Figure data in JSON
━━━━━━━━━━
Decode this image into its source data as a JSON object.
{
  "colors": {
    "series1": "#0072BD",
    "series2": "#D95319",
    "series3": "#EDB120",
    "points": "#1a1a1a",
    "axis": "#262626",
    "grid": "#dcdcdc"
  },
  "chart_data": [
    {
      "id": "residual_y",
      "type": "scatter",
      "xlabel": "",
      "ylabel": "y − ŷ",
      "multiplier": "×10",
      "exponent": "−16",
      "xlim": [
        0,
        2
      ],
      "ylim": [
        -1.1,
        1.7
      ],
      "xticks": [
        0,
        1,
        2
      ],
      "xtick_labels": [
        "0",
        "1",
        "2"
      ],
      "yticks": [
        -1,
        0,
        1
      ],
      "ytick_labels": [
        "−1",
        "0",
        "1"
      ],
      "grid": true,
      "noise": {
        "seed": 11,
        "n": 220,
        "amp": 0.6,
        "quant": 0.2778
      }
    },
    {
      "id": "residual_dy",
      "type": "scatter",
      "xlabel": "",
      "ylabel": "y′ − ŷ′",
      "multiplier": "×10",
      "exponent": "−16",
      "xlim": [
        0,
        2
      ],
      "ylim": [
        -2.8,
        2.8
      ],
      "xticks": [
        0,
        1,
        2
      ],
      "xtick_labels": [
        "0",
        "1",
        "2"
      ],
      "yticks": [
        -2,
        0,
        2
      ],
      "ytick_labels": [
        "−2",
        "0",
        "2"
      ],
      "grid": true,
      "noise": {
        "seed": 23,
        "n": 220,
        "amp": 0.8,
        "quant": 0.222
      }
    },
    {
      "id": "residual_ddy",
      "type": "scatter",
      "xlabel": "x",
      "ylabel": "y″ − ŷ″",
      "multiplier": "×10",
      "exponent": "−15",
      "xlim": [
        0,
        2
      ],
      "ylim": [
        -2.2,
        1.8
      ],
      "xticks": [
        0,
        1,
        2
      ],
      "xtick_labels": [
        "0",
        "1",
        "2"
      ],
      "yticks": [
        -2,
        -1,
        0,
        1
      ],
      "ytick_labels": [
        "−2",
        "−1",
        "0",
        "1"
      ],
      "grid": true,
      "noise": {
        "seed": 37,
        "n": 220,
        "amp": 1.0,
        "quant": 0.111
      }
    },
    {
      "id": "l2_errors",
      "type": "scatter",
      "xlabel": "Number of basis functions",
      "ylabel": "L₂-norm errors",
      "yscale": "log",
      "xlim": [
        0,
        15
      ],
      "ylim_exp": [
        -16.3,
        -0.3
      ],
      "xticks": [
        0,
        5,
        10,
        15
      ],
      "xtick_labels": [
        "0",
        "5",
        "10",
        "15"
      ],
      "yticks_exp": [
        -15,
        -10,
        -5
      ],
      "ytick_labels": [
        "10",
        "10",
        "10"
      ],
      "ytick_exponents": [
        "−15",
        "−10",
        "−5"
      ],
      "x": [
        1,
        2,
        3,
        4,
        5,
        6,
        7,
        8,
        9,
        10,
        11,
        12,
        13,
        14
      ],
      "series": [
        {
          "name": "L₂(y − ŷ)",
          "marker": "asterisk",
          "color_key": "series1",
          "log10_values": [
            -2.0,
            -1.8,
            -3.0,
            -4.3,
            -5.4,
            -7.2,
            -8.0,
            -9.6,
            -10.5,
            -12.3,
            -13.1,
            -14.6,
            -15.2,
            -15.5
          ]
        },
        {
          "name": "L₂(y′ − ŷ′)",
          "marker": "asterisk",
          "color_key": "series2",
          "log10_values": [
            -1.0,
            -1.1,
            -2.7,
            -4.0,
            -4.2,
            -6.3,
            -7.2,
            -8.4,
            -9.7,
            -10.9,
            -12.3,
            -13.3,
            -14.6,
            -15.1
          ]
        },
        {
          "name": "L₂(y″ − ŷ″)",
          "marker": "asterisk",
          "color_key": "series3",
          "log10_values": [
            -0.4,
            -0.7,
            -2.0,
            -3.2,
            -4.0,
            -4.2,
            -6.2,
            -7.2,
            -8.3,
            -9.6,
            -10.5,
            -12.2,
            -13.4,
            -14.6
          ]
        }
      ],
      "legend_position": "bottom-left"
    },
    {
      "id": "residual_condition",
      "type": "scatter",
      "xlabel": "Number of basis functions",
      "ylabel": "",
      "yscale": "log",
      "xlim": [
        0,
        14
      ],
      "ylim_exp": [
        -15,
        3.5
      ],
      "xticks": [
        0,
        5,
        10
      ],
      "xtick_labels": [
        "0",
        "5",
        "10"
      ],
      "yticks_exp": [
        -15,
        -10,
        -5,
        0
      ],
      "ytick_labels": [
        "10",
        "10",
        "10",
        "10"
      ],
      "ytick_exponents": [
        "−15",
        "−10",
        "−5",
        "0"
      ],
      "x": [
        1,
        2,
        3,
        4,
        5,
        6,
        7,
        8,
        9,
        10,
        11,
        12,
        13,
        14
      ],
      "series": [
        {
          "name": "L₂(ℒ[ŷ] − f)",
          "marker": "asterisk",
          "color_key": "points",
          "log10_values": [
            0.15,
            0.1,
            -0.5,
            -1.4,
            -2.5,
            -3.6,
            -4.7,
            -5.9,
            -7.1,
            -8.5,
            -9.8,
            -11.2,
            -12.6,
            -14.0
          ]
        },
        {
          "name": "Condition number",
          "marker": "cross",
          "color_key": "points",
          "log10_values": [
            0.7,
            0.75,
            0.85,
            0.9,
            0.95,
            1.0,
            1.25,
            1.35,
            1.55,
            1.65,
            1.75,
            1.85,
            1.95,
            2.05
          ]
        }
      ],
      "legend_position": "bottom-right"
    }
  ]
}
━━━━━━━━━━
> Request:
Set down the listing in full, keeping every word exactly as it is.

> Output:
Decode this image into its source data as a JSON object.
{
  "colors": {
    "series1": "#0072BD",
    "series2": "#D95319",
    "series3": "#EDB120",
    "points": "#1a1a1a",
    "axis": "#262626",
    "grid": "#dcdcdc"
  },
  "chart_data": [
    {
      "id": "residual_y",
      "type": "scatter",
      "xlabel": "",
      "ylabel": "y − ŷ",
      "multiplier": "×10",
      "exponent": "−16",
      "xlim": [
        0,
        2
      ],
      "ylim": [
        -1.1,
        1.7
      ],
      "xticks": [
        0,
        1,
        2
      ],
      "xtick_labels": [
        "0",
        "1",
        "2"
      ],
      "yticks": [
        -1,
        0,
        1
      ],
      "ytick_labels": [
        "−1",
        "0",
        "1"
      ],
      "grid": true,
      "noise": {
        "seed": 11,
        "n": 220,
        "amp": 0.6,
        "quant": 0.2778
      }
    },
    {
      "id": "residual_dy",
      "type": "scatter",
      "xlabel": "",
      "ylabel": "y′ − ŷ′",
      "multiplier": "×10",
      "exponent": "−16",
      "xlim": [
        0,
        2
      ],
      "ylim": [
        -2.8,
        2.8
      ],
      "xticks": [
        0,
        1,
        2
      ],
      "xtick_labels": [
        "0",
        "1",
        "2"
      ],
      "yticks": [
        -2,
        0,
        2
      ],
      "ytick_labels": [
        "−2",
        "0",
        "2"
      ],
      "grid": true,
      "noise": {
        "seed": 23,
        "n": 220,
        "amp": 0.8,
        "quant": 0.222
      }
    },
    {
      "id": "residual_ddy",
      "type": "scatter",
      "xlabel": "x",
      "ylabel": "y″ − ŷ″",
      "multiplier": "×10",
      "exponent": "−15",
      "xlim": [
        0,
        2
      ],
      "ylim": [
        -2.2,
        1.8
      ],
      "xticks": [
        0,
        1,
        2
      ],
      "xtick_labels": [
        "0",
        "1",
        "2"
      ],
      "yticks": [
        -2,
        -1,
        0,
        1
      ],
      "ytick_labels": [
        "−2",
        "−1",
        "0",
        "1"
      ],
      "grid": true,
      "noise": {
        "seed": 37,
        "n": 220,
        "amp": 1.0,
        "quant": 0.111
      }
    },
    {
      "id": "l2_errors",
      "type": "scatter",
      "xlabel": "Number of basis functions",
      "ylabel": "L₂-norm errors",
      "yscale": "log",
      "xlim": [
        0,
        15
      ],
      "ylim_exp": [
        -16.3,
        -0.3
      ],
      "xticks": [
        0,
        5,
        10,
        15
      ],
      "xtick_labels": [
        "0",
        "5",
        "10",
        "15"
      ],
      "yticks_exp": [
        -15,
        -10,
        -5
      ],
      "ytick_labels": [
        "10",
        "10",
        "10"
      ],
      "ytick_exponents": [
        "−15",
        "−10",
        "−5"
      ],
      "x": [
        1,
        2,
        3,
        4,
        5,
        6,
        7,
        8,
        9,
        10,
        11,
        12,
        13,
        14
      ],
      "series": [
        {
          "name": "L₂(y − ŷ)",
          "marker": "asterisk",
          "color_key": "series1",
          "log10_values": [
            -2.0,
            -1.8,
            -3.0,
            -4.3,
            -5.4,
            -7.2,
            -8.0,
            -9.6,
            -10.5,
            -12.3,
            -13.1,
            -14.6,
            -15.2,
            -15.5
          ]
        },
        {
          "name": "L₂(y′ − ŷ′)",
          "marker": "asterisk",
          "color_key": "series2",
          "log10_values": [
            -1.0,
            -1.1,
            -2.7,
            -4.0,
            -4.2,
            -6.3,
            -7.2,
            -8.4,
            -9.7,
            -10.9,
            -12.3,
            -13.3,
            -14.6,
            -15.1
          ]
        },
        {
          "name": "L₂(y″ − ŷ″)",
          "marker": "asterisk",
          "color_key": "series3",
          "log10_values": [
            -0.4,
            -0.7,
            -2.0,
            -3.2,
            -4.0,
            -4.2,
            -6.2,
            -7.2,
            -8.3,
            -9.6,
            -10.5,
            -12.2,
            -13.4,
            -14.6
          ]
        }
      ],
      "legend_position": "bottom-left"
    },
    {
      "id": "residual_condition",
      "type": "scatter",
      "xlabel": "Number of basis functions",
      "ylabel": "",
      "yscale": "log",
      "xlim": [
        0,
        14
      ],
      "ylim_exp": [
        -15,
        3.5
      ],
      "xticks": [
        0,
        5,
        10
      ],
      "xtick_labels": [
        "0",
        "5",
        "10"
      ],
      "yticks_exp": [
        -15,
        -10,
        -5,
        0
      ],
      "ytick_labels": [
        "10",
        "10",
        "10",
        "10"
      ],
      "ytick_exponents": [
        "−15",
        "−10",
        "−5",
        "0"
      ],
      "x": [
        1,
        2,
        3,
        4,
        5,
        6,
        7,
        8,
        9,
        10,
        11,
        12,
        13,
        14
      ],
      "series": [
        {
          "name": "L₂(ℒ[ŷ] − f)",
          "marker": "asterisk",
          "color_key": "points",
          "log10_values": [
            0.15,
            0.1,
            -0.5,
            -1.4,
            -2.5,
            -3.6,
            -4.7,
            -5.9,
            -7.1,
            -8.5,
            -9.8,
            -11.2,
            -12.6,
            -14.0
          ]
        },
        {
          "name": "Condition number",
          "marker": "cross",
          "color_key": "points",
          "log10_values": [
            0.7,
            0.75,
            0.85,
            0.9,
            0.95,
            1.0,
            1.25,
            1.35,
            1.55,
            1.65,
            1.75,
            1.85,
            1.95,
            2.05
          ]
        }
      ],
      "legend_position": "bottom-right"
    }
  ]
}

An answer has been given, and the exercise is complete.